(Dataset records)
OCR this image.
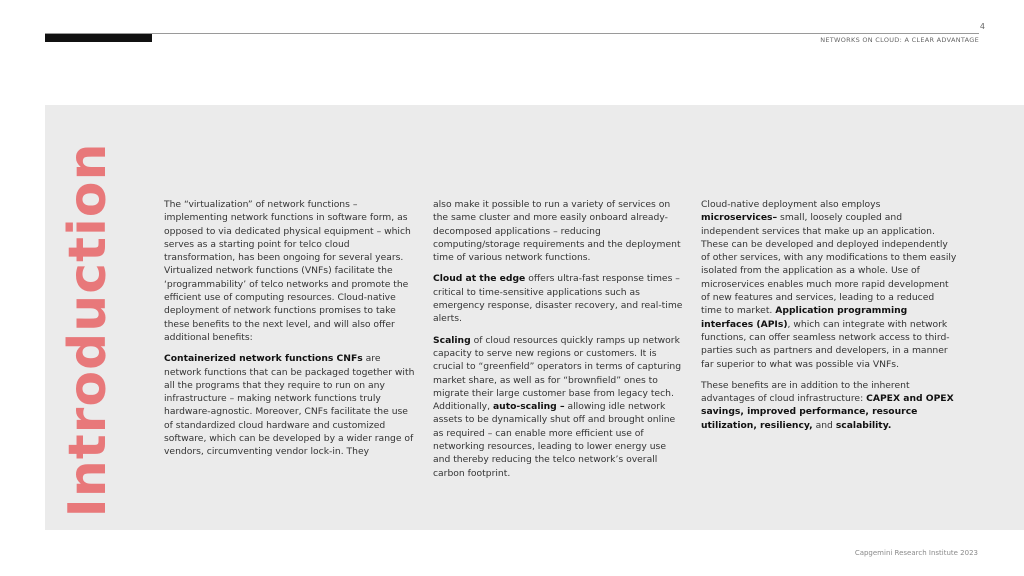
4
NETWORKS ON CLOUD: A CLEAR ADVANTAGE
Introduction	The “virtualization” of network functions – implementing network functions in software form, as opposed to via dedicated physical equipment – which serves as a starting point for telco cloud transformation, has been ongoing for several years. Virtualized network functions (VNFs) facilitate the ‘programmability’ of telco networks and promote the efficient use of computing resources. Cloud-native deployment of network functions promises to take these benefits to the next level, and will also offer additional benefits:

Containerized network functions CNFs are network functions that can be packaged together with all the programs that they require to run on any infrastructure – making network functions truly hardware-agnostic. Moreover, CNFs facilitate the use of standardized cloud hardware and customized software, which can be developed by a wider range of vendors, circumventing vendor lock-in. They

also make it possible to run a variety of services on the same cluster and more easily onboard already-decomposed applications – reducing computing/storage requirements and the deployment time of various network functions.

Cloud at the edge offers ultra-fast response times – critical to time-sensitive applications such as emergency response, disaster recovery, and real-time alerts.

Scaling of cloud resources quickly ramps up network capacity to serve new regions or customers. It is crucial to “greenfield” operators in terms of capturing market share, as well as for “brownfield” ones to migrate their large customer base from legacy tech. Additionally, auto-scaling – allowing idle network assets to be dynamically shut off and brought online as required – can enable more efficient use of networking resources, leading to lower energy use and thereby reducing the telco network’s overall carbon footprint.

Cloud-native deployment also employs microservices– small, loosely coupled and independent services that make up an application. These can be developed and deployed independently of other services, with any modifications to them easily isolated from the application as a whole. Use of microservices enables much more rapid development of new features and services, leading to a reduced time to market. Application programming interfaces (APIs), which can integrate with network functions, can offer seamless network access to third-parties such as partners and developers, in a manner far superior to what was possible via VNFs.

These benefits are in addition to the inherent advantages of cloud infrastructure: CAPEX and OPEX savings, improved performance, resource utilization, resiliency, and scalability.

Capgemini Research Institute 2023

**Brief**
Copy the material shown above in full and exactly. Skip the pictures.

**Answer to the exercise**
OCR this image.
4
NETWORKS ON CLOUD: A CLEAR ADVANTAGE
Introduction	The “virtualization” of network functions – implementing network functions in software form, as opposed to via dedicated physical equipment – which serves as a starting point for telco cloud transformation, has been ongoing for several years. Virtualized network functions (VNFs) facilitate the ‘programmability’ of telco networks and promote the efficient use of computing resources. Cloud-native deployment of network functions promises to take these benefits to the next level, and will also offer additional benefits:

Containerized network functions CNFs are network functions that can be packaged together with all the programs that they require to run on any infrastructure – making network functions truly hardware-agnostic. Moreover, CNFs facilitate the use of standardized cloud hardware and customized software, which can be developed by a wider range of vendors, circumventing vendor lock-in. They

also make it possible to run a variety of services on the same cluster and more easily onboard already-decomposed applications – reducing computing/storage requirements and the deployment time of various network functions.

Cloud at the edge offers ultra-fast response times – critical to time-sensitive applications such as emergency response, disaster recovery, and real-time alerts.

Scaling of cloud resources quickly ramps up network capacity to serve new regions or customers. It is crucial to “greenfield” operators in terms of capturing market share, as well as for “brownfield” ones to migrate their large customer base from legacy tech. Additionally, auto-scaling – allowing idle network assets to be dynamically shut off and brought online as required – can enable more efficient use of networking resources, leading to lower energy use and thereby reducing the telco network’s overall carbon footprint.

Cloud-native deployment also employs microservices– small, loosely coupled and independent services that make up an application. These can be developed and deployed independently of other services, with any modifications to them easily isolated from the application as a whole. Use of microservices enables much more rapid development of new features and services, leading to a reduced time to market. Application programming interfaces (APIs), which can integrate with network functions, can offer seamless network access to third-parties such as partners and developers, in a manner far superior to what was possible via VNFs.

These benefits are in addition to the inherent advantages of cloud infrastructure: CAPEX and OPEX savings, improved performance, resource utilization, resiliency, and scalability.

Capgemini Research Institute 2023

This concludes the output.